### Exercise objective
Please find all lines in the data that hold the string "text" and copy them.

(Entries with figure data)

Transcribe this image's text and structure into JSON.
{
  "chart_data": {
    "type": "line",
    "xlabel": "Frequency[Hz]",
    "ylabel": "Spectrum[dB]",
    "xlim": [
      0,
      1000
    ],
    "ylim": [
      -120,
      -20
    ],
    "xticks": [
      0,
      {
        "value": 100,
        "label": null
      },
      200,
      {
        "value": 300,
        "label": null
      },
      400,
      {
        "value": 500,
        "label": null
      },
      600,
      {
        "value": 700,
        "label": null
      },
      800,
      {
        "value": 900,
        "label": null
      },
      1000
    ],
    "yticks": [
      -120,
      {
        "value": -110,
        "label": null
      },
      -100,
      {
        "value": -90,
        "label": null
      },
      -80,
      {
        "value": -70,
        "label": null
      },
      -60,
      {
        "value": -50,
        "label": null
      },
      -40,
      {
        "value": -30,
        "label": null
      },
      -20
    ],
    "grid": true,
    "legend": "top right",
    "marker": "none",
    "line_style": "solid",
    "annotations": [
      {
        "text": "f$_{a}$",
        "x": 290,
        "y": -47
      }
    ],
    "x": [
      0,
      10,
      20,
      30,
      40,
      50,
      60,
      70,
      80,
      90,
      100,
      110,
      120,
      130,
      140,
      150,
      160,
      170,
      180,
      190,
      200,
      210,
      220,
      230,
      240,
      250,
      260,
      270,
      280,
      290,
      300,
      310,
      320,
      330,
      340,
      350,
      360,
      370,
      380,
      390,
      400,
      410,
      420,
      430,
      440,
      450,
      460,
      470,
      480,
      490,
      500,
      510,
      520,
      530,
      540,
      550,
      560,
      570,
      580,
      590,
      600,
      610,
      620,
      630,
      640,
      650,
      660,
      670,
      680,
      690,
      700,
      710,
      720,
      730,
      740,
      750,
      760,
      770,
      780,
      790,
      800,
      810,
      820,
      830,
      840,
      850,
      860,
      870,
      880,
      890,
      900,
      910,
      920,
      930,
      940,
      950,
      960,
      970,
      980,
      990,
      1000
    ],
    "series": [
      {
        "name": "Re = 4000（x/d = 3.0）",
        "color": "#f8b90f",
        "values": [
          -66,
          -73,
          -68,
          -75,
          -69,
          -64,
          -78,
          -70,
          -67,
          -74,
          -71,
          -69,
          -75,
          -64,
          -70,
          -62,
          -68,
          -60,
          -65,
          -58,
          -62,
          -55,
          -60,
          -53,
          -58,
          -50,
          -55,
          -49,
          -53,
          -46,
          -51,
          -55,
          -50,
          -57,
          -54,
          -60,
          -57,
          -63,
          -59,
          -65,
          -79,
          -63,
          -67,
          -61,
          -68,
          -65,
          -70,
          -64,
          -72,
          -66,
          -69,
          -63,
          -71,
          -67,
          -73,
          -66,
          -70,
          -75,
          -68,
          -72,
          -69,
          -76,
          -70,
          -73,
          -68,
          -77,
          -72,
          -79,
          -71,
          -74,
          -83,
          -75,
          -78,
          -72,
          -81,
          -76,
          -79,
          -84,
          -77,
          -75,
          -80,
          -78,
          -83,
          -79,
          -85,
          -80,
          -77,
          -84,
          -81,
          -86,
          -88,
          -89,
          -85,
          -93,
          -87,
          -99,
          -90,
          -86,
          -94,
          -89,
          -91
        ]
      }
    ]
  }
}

### Output
Transcribe this image's text and structure into JSON.
        "text": "f$_{a}$",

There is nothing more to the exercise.